(Dataset listings of figures)
=-=-=
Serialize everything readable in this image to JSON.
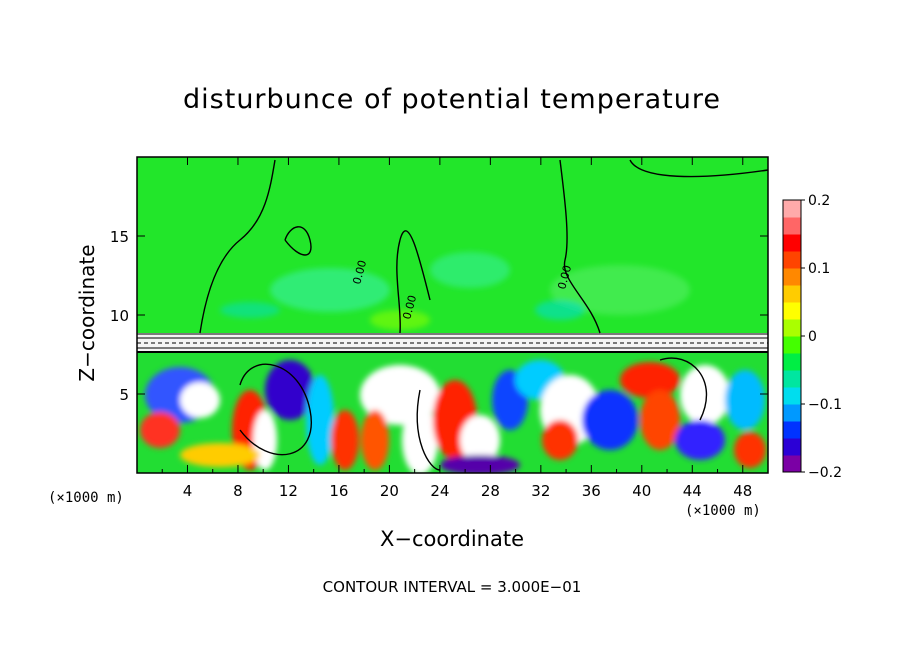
{
  "chart_data": {
    "type": "heatmap",
    "title": "disturbunce of potential temperature",
    "xlabel": "X−coordinate",
    "ylabel": "Z−coordinate",
    "x_unit_label": "(×1000 m)",
    "y_unit_label": "(×1000 m)",
    "contour_interval": "CONTOUR INTERVAL = 3.000E−01",
    "xlim": [
      0,
      50
    ],
    "ylim": [
      0,
      20
    ],
    "x_ticks": [
      "4",
      "8",
      "12",
      "16",
      "20",
      "24",
      "28",
      "32",
      "36",
      "40",
      "44",
      "48"
    ],
    "y_ticks": [
      "5",
      "10",
      "15"
    ],
    "colorbar": {
      "range": [
        -0.2,
        0.2
      ],
      "tick_labels": [
        "0.2",
        "0.1",
        "0",
        "−0.1",
        "−0.2"
      ],
      "colors": [
        "#7b00a5",
        "#2b00d6",
        "#0033ff",
        "#0099ff",
        "#00ddee",
        "#00e6a0",
        "#00ee44",
        "#44ff00",
        "#aaff00",
        "#ffff00",
        "#ffcc00",
        "#ff8800",
        "#ff4400",
        "#ff0000",
        "#ff6666",
        "#ffaaaa"
      ]
    },
    "contour_labels": [
      "0.00",
      "0.00",
      "0.00"
    ],
    "dominant_value_above_9km": 0
  }
}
=-=-=
Written instruction:
Examine the data above and state how many of its lines contain the word "coordinate", with no further remarks.

Result of this task:
2